## Selected passage
- - -
Here in South Africa we are experiencing frequent power blackouts, as I work from home on a small property (generators not an option) this is rather disruptive to my work as a programmer. So bearing this and the rapidly rising electricity prices in mind I need to find a solution.

I've searched already and found very similar questions, but most of them are centered on e.g. the US and give advice that won't work for here. A few key differences.

1) There are no rebates here for installing solar

2) There is no 'grid tie' allowed - that is feeding back into the grid is not only not paid for but is illegal.

3) The blackouts - we experience and probably will for the next few years 'rolling blackouts' of 2 - 4 hours at various time intervals - almost always during daylight hours - due to power shortages.

Also solar and especially batteries are very expensive here and I definitely can't afford a complete off grid system up front, and would probably want to buy any system I do get in pieces.

So here are my needs in order of priority:

1 - I need to get my critical systems for work: computers/routers etc. onto battery power with enough juice to last at least 2 hours ASAP the solar portion can be added on later.

2 - I would like to power at least that part of the system with solar, this will help offset my power costs and also increase the length of power outage I can go through should things get worse.
- - -
## What you should do
Rewrite the part of the solar backup post starting with "So here are" and going on through "things get worse.", changing "critical systems" to "essential systems".
- - -
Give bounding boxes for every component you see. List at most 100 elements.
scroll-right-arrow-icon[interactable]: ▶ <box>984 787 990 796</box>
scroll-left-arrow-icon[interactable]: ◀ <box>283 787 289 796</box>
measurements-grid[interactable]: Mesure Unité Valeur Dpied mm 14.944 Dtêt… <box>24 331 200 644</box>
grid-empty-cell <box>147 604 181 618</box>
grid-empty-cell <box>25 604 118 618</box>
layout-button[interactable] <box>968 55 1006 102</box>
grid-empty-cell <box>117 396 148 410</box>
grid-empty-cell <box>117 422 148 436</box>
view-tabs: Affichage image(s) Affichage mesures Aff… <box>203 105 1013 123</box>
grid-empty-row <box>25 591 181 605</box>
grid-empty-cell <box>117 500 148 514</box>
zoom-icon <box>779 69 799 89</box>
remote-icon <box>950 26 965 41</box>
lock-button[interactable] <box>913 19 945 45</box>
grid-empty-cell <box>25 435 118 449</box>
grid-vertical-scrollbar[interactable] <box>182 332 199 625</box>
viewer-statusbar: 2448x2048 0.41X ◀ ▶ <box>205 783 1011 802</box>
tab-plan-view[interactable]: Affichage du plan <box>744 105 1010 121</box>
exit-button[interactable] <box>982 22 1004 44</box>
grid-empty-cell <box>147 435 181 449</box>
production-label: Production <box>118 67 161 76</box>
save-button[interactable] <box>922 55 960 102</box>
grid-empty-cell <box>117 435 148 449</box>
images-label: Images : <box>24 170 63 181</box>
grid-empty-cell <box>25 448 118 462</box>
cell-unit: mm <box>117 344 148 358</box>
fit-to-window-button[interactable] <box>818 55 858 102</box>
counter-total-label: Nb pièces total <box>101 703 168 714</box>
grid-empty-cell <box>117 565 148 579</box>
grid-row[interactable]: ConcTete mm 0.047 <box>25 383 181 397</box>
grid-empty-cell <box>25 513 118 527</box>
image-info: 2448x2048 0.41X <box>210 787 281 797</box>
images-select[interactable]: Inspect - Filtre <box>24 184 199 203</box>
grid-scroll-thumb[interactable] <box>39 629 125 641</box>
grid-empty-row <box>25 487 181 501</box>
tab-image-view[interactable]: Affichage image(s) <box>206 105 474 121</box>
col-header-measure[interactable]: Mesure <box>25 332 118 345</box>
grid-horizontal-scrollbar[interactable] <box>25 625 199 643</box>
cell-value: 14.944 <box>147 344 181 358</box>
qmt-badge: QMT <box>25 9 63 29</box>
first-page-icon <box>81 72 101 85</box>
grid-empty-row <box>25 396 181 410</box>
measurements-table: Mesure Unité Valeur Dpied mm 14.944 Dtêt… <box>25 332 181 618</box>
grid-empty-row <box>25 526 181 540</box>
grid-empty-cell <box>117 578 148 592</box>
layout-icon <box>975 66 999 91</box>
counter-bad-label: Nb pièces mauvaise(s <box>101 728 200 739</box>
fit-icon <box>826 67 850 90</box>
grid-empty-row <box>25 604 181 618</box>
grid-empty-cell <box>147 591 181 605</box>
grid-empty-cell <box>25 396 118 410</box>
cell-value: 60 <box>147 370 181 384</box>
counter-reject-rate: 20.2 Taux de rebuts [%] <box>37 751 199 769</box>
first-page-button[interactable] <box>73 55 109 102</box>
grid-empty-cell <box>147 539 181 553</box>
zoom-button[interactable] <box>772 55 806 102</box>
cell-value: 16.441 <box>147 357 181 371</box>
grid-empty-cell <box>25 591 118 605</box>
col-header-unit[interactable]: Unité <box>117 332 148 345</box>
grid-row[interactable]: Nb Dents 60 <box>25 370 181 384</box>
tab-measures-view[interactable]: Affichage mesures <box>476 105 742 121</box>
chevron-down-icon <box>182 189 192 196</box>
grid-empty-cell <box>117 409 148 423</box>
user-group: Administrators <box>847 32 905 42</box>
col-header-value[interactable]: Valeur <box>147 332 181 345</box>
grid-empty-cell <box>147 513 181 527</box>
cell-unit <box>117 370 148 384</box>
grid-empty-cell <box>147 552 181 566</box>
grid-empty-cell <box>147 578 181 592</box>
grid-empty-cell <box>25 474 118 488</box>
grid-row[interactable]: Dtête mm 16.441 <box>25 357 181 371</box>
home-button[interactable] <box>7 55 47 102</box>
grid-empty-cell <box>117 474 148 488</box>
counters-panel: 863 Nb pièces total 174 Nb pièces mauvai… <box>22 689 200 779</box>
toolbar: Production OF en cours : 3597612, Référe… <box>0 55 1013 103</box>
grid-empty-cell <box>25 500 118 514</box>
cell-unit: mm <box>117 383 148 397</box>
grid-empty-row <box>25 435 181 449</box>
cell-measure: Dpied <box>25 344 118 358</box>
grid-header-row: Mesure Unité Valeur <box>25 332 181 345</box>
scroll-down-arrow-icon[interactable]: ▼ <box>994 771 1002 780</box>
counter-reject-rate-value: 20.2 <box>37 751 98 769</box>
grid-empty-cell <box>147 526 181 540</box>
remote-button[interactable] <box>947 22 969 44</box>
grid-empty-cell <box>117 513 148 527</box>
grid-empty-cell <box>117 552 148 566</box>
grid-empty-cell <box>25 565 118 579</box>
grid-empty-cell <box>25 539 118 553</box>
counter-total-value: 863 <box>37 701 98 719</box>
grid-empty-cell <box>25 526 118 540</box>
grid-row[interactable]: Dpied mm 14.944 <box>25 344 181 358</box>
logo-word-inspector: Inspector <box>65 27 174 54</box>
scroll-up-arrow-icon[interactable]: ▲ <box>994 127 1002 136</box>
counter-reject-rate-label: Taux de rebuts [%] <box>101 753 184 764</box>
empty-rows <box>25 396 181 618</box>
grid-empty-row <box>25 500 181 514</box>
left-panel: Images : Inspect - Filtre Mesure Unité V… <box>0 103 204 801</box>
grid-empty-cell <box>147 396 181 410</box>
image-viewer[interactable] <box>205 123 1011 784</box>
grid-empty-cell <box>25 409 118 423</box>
- - -
## Solution
So here are my needs in order of priority:

1 - I need to get my essential systems for work: computers/routers etc. onto battery power with enough juice to last at least 2 hours ASAP the solar portion can be added on later.

2 - I would like to power at least that part of the system with solar, this will help offset my power costs and also increase the length of power outage I can go through should things get worse.